WHAT IS NEEDED: Could you print every record below exactly as it appears?

Lines of data:

::::::

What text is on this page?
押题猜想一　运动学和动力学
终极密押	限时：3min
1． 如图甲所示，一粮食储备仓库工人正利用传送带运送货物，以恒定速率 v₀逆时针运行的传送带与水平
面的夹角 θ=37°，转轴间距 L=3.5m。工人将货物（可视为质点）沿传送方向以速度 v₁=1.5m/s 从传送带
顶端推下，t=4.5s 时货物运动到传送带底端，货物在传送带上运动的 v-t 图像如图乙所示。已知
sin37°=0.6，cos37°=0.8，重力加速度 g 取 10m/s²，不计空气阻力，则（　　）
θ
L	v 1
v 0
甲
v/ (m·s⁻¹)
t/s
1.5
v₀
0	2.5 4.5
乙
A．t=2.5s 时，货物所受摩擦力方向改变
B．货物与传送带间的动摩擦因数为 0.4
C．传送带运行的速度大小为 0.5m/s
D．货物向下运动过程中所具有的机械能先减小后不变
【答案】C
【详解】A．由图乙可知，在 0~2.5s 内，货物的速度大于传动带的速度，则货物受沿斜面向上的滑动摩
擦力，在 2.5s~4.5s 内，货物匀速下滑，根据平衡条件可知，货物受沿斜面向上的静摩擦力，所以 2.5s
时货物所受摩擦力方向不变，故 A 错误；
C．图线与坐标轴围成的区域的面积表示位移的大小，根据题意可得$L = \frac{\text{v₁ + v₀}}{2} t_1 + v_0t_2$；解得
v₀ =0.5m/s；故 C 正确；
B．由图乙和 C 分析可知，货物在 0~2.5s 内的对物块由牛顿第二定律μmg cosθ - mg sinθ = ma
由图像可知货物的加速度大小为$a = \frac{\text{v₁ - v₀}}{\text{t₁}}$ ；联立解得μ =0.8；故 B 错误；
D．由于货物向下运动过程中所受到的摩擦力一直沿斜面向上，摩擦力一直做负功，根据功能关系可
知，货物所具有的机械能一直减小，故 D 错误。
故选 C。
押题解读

::::::

FULL OUTPUT:
What text is on this page?
押题猜想一　运动学和动力学
终极密押	限时：3min
1． 如图甲所示，一粮食储备仓库工人正利用传送带运送货物，以恒定速率 v₀逆时针运行的传送带与水平
面的夹角 θ=37°，转轴间距 L=3.5m。工人将货物（可视为质点）沿传送方向以速度 v₁=1.5m/s 从传送带
顶端推下，t=4.5s 时货物运动到传送带底端，货物在传送带上运动的 v-t 图像如图乙所示。已知
sin37°=0.6，cos37°=0.8，重力加速度 g 取 10m/s²，不计空气阻力，则（　　）
θ
L	v 1
v 0
甲
v/ (m·s⁻¹)
t/s
1.5
v₀
0	2.5 4.5
乙
A．t=2.5s 时，货物所受摩擦力方向改变
B．货物与传送带间的动摩擦因数为 0.4
C．传送带运行的速度大小为 0.5m/s
D．货物向下运动过程中所具有的机械能先减小后不变
【答案】C
【详解】A．由图乙可知，在 0~2.5s 内，货物的速度大于传动带的速度，则货物受沿斜面向上的滑动摩
擦力，在 2.5s~4.5s 内，货物匀速下滑，根据平衡条件可知，货物受沿斜面向上的静摩擦力，所以 2.5s
时货物所受摩擦力方向不变，故 A 错误；
C．图线与坐标轴围成的区域的面积表示位移的大小，根据题意可得$L = \frac{\text{v₁ + v₀}}{2} t_1 + v_0t_2$；解得
v₀ =0.5m/s；故 C 正确；
B．由图乙和 C 分析可知，货物在 0~2.5s 内的对物块由牛顿第二定律μmg cosθ - mg sinθ = ma
由图像可知货物的加速度大小为$a = \frac{\text{v₁ - v₀}}{\text{t₁}}$ ；联立解得μ =0.8；故 B 错误；
D．由于货物向下运动过程中所受到的摩擦力一直沿斜面向上，摩擦力一直做负功，根据功能关系可
知，货物所具有的机械能一直减小，故 D 错误。
故选 C。
押题解读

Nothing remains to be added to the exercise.